Set of tasks:
A - In the entry on "I Know You Want Me," which record label is listed for the single?
B - Does each statement agree with the entry on "I Know You Want Me"? Answer yes or no for each, quoting the words of the entry that decide it. (i) The song runs 4:47. (ii) The song was the first single from Buck the World. (iii) Curtis Williams produced the song.
C - Print the part of the entry on "I Know You Want Me" that starts with "Young Buck singles" and goes on through "features Jazze Pha.".

Source extract:
================================

Single by Young Buck featuring Jazze Pha

from the album Buck the World
- Released: September 26, 2006
- Recorded: 2006
- Genre: Dirty rap, Southern hip hop
- Length: 4:47
- Label: G-Unit/Interscope
- Songwriters: Young Buck, Jazze Pha, Curtis Williams
- Producer: Jazze Pha

Young Buck singles chronology
| "Do It Myself" (2006) | "I Know You Want Me" (2006) | "Get Buck" (2007) |

Jazze Pha singles chronology
|  | "I Know You Want Me" (2006) |  |

= I Know You Want Me (Young Buck song) =

American rapper single

"I Know You Want Me" was the first single from Young Buck's second album, Buck the World. It was released in November 2006 and was produced by and features Jazze Pha.

================================

Record excerpts:
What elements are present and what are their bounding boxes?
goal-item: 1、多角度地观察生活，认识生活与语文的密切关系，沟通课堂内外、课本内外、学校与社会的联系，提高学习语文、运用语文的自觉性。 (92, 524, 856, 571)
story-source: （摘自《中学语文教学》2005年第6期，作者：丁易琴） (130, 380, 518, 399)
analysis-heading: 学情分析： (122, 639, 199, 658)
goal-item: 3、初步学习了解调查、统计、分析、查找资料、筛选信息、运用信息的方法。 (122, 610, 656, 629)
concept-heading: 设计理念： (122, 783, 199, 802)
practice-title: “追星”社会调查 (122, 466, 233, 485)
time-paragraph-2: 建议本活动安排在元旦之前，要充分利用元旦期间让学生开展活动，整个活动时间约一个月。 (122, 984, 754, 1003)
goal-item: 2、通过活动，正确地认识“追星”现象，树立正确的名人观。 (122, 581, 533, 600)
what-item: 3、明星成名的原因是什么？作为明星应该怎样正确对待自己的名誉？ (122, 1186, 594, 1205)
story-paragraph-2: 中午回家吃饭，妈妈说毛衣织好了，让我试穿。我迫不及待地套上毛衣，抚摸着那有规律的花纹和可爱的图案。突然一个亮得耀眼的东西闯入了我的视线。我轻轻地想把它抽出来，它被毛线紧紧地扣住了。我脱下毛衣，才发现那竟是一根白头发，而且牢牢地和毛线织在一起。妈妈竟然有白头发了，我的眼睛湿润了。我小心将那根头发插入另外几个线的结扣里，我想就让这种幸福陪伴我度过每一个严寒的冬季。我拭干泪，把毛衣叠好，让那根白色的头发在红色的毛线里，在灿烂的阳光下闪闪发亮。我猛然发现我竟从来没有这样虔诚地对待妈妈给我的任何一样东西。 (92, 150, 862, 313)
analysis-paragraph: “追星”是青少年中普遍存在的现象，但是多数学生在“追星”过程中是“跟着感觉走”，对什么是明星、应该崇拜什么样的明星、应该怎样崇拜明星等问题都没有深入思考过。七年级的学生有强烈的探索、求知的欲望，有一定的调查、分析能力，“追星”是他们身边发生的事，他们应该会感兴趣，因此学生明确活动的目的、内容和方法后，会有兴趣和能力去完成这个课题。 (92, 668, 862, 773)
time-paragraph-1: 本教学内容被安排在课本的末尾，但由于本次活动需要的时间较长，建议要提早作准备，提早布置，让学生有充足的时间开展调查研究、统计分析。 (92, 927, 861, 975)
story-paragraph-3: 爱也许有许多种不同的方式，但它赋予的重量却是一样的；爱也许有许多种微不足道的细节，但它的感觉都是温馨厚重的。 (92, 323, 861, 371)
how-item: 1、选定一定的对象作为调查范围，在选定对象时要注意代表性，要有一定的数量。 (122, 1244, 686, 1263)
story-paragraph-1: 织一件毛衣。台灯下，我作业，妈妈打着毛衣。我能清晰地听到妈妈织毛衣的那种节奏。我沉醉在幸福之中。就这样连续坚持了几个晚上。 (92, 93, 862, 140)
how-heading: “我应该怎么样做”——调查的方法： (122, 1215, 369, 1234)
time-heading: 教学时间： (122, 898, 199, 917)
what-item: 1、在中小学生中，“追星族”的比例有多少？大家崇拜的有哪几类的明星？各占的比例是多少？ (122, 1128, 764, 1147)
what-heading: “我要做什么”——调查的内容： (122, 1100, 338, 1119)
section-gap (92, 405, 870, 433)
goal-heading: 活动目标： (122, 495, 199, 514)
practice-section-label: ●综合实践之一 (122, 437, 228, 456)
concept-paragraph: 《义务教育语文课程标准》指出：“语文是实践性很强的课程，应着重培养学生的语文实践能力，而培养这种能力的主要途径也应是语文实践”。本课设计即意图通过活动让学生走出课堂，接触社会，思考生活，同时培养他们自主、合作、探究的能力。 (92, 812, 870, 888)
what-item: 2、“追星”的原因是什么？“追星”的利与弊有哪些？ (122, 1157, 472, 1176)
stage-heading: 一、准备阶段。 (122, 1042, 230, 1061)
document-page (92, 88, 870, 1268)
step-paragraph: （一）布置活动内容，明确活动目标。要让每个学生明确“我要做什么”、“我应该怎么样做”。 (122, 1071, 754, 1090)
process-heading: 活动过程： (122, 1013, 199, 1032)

================================

Outputs:
A - G-Unit/Interscope

B -
(i) Yes: "Length: 4:47"
(ii) Yes: "was the first single from Young Buck's second album, Buck the World"
(iii) No: "Producer: Jazze Pha"

C -
Young Buck singles chronology
| "Do It Myself" (2006) | "I Know You Want Me" (2006) | "Get Buck" (2007) |

Jazze Pha singles chronology
|  | "I Know You Want Me" (2006) |  |

= I Know You Want Me (Young Buck song) =

American rapper single

"I Know You Want Me" was the first single from Young Buck's second album, Buck the World. It was released in November 2006 and was produced by and features Jazze Pha.